- [Exercise task]
Search the material for the word "并从中学习文章的表达方法" and copy each line that holds it.

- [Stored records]
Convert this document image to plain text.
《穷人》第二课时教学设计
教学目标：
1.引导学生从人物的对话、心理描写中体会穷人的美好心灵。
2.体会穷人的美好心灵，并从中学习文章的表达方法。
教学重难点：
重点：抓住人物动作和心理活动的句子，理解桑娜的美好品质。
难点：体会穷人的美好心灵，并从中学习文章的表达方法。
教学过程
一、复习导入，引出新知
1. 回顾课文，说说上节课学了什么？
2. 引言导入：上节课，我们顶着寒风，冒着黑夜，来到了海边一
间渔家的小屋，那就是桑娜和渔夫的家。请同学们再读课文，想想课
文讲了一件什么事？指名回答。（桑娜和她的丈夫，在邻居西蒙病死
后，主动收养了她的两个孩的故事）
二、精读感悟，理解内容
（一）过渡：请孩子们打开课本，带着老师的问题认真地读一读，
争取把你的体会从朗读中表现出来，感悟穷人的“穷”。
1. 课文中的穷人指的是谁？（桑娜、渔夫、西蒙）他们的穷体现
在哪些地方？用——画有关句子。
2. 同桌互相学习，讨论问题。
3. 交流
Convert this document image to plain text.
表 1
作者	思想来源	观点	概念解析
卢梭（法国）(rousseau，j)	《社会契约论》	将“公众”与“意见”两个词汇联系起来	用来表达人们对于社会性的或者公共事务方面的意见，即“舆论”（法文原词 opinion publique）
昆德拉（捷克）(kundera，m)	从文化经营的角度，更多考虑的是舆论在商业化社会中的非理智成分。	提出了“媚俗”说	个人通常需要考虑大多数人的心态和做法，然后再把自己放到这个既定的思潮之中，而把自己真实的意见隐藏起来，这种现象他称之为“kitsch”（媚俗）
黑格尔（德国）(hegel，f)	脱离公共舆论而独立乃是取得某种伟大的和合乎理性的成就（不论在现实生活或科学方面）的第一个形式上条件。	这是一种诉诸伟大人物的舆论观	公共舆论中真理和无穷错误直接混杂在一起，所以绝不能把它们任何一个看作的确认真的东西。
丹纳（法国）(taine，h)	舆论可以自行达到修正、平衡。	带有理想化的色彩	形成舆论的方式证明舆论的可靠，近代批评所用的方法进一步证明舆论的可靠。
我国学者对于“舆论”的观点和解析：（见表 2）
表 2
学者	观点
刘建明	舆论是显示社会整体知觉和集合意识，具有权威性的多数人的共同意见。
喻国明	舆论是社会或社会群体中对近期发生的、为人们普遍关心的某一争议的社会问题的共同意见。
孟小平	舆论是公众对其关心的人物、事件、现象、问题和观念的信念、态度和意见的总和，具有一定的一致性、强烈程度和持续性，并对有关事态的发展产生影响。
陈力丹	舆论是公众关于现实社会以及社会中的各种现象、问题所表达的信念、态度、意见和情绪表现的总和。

- [Task answer]
2.体会穷人的美好心灵，并从中学习文章的表达方法。
难点：体会穷人的美好心灵，并从中学习文章的表达方法。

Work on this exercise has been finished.